== What you have to do ==
Report the number of lines that hold the string "略微提高力量和体质的成长". Leave out any other text.

== Supplied data ==
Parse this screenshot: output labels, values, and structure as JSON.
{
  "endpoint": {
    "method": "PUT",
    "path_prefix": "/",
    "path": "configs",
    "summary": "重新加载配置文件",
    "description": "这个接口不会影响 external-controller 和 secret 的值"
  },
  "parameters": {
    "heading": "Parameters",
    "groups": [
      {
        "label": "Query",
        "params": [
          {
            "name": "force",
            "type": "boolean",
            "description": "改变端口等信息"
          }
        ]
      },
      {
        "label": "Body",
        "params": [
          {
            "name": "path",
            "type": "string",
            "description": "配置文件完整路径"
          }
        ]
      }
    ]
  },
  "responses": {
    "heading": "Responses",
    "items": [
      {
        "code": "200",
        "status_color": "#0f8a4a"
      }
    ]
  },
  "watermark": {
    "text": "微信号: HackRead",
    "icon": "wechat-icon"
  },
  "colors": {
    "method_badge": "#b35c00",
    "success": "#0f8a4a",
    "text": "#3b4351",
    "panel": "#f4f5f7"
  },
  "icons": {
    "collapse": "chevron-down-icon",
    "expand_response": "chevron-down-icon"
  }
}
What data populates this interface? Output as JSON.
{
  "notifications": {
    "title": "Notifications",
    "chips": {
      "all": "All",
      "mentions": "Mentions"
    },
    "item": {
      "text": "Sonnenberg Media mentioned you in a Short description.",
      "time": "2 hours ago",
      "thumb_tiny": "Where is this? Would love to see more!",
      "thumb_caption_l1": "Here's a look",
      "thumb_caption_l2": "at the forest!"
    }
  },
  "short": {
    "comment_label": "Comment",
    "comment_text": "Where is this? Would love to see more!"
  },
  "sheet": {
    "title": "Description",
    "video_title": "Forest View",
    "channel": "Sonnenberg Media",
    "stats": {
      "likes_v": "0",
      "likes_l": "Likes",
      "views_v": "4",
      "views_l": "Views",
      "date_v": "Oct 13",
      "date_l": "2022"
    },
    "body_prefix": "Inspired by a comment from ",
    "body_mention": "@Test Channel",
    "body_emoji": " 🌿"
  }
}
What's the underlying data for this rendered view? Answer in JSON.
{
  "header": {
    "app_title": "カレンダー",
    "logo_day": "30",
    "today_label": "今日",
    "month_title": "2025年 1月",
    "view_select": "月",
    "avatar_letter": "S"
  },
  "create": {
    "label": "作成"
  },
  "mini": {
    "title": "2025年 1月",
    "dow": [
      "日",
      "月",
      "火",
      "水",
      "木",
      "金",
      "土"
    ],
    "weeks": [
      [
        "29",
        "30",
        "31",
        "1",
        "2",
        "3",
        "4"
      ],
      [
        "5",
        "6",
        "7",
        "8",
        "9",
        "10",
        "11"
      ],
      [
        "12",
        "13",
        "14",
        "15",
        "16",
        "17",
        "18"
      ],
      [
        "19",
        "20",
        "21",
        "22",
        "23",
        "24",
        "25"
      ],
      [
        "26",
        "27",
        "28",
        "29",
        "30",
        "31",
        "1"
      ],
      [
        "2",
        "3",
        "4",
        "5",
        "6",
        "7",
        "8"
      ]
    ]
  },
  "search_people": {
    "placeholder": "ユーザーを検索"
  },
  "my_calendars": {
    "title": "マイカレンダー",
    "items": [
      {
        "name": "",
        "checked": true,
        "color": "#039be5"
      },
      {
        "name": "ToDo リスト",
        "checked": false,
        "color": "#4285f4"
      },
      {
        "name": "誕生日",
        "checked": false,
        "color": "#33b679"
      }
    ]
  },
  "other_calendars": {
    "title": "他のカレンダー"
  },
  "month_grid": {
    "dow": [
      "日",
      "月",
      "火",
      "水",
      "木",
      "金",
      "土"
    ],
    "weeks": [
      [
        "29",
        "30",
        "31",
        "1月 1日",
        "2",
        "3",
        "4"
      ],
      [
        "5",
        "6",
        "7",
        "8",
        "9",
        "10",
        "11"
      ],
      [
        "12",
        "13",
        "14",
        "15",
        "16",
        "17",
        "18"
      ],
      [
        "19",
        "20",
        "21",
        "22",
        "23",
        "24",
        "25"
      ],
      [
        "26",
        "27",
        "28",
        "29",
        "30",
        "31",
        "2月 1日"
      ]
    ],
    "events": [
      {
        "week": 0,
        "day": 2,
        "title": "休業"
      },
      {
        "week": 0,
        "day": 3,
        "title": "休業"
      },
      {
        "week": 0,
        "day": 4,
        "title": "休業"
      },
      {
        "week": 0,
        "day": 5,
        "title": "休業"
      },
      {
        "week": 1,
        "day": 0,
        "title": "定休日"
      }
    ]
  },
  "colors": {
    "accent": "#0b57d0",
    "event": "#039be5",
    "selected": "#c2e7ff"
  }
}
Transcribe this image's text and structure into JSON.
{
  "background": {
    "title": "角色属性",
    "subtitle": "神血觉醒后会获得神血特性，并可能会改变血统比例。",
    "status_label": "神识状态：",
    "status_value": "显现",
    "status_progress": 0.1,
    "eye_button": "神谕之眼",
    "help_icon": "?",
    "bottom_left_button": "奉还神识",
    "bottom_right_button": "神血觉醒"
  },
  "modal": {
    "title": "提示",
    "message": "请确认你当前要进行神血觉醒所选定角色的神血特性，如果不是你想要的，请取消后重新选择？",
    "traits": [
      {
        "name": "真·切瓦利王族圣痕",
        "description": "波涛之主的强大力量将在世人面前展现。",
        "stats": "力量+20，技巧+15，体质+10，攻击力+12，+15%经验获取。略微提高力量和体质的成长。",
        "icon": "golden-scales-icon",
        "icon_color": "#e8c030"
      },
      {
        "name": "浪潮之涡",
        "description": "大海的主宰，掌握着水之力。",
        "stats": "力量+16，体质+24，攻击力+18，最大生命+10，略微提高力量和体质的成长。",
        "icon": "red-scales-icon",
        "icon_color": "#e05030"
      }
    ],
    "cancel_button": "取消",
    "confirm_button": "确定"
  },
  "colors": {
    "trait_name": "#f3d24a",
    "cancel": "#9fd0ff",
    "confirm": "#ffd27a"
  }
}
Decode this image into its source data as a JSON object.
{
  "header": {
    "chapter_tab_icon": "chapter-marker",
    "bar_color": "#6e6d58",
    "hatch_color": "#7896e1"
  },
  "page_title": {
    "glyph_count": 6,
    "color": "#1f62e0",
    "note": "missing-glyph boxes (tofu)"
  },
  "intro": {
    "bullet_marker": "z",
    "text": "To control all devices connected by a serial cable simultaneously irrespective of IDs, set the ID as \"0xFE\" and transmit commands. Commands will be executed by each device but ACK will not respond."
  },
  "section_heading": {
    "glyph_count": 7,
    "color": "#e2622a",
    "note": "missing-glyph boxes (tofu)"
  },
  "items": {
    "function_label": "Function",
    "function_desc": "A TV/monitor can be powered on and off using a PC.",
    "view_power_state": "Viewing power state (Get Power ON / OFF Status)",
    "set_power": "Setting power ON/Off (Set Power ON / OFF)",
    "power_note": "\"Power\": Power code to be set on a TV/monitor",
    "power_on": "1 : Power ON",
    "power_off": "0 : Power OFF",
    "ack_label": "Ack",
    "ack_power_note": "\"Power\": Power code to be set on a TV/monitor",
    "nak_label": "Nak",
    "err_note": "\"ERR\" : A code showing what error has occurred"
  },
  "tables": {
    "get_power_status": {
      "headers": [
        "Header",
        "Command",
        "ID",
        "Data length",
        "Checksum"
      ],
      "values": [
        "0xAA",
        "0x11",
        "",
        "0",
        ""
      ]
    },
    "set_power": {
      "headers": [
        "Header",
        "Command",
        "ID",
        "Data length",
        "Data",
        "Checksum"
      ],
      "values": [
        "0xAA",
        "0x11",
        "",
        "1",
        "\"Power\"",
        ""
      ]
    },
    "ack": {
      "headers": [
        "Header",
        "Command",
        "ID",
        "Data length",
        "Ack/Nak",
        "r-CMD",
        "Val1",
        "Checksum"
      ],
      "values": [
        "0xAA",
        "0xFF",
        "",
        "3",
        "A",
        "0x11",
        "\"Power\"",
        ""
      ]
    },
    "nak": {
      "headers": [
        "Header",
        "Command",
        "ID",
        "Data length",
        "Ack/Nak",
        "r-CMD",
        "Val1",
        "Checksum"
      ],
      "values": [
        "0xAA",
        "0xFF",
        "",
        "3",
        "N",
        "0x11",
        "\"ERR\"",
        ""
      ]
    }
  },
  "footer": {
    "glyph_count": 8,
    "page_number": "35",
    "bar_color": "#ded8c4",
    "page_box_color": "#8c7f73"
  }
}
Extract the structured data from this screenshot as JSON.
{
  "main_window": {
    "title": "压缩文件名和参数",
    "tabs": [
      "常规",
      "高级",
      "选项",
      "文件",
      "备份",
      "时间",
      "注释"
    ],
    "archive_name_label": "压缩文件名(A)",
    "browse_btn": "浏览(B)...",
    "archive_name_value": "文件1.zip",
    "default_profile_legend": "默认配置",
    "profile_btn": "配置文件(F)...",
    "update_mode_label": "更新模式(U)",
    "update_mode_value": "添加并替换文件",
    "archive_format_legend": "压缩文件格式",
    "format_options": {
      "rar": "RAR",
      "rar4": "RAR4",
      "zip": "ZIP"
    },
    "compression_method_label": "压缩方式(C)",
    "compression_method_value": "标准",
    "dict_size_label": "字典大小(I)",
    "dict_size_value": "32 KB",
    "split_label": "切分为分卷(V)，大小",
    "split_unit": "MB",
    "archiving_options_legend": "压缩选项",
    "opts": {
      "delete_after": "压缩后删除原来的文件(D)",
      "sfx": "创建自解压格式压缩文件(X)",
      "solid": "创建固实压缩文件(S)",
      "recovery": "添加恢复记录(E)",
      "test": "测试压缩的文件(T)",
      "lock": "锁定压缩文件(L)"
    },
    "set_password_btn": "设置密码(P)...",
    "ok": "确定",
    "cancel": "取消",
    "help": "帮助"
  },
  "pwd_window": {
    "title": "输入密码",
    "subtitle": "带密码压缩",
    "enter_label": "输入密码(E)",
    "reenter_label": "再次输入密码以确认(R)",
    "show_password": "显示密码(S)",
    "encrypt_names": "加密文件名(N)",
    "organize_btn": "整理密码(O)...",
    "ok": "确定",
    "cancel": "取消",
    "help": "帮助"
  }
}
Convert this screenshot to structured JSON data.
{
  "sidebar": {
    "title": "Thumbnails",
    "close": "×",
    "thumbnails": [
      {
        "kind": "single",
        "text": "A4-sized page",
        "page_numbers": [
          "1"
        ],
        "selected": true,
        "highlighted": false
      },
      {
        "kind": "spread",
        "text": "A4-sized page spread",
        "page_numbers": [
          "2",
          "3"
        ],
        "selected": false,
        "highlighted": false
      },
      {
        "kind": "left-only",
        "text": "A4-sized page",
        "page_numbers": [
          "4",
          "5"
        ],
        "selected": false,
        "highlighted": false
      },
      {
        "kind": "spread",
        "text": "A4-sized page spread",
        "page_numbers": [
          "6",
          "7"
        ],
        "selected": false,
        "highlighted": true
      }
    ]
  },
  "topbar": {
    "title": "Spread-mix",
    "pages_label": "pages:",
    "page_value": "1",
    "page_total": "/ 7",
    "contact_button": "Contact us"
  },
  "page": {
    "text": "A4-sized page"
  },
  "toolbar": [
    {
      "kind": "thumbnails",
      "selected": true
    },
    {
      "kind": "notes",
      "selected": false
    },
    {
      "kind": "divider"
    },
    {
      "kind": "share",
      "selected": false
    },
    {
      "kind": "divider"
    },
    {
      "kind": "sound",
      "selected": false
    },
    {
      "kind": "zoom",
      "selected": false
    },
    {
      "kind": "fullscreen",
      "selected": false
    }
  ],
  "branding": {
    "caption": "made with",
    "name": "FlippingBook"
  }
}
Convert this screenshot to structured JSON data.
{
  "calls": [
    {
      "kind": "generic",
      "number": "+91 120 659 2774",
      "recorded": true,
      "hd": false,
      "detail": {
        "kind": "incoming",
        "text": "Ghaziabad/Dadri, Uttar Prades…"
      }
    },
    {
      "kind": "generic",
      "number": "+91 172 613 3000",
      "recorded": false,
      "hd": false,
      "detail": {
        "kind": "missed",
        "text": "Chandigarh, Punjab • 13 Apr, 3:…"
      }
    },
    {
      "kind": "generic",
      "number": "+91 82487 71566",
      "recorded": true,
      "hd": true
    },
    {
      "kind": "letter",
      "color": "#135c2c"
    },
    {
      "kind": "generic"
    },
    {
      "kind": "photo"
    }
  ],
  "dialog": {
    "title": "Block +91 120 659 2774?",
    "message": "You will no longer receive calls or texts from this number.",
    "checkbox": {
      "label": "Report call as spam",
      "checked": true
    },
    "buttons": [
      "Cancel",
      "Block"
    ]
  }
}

== Complete answer ==
2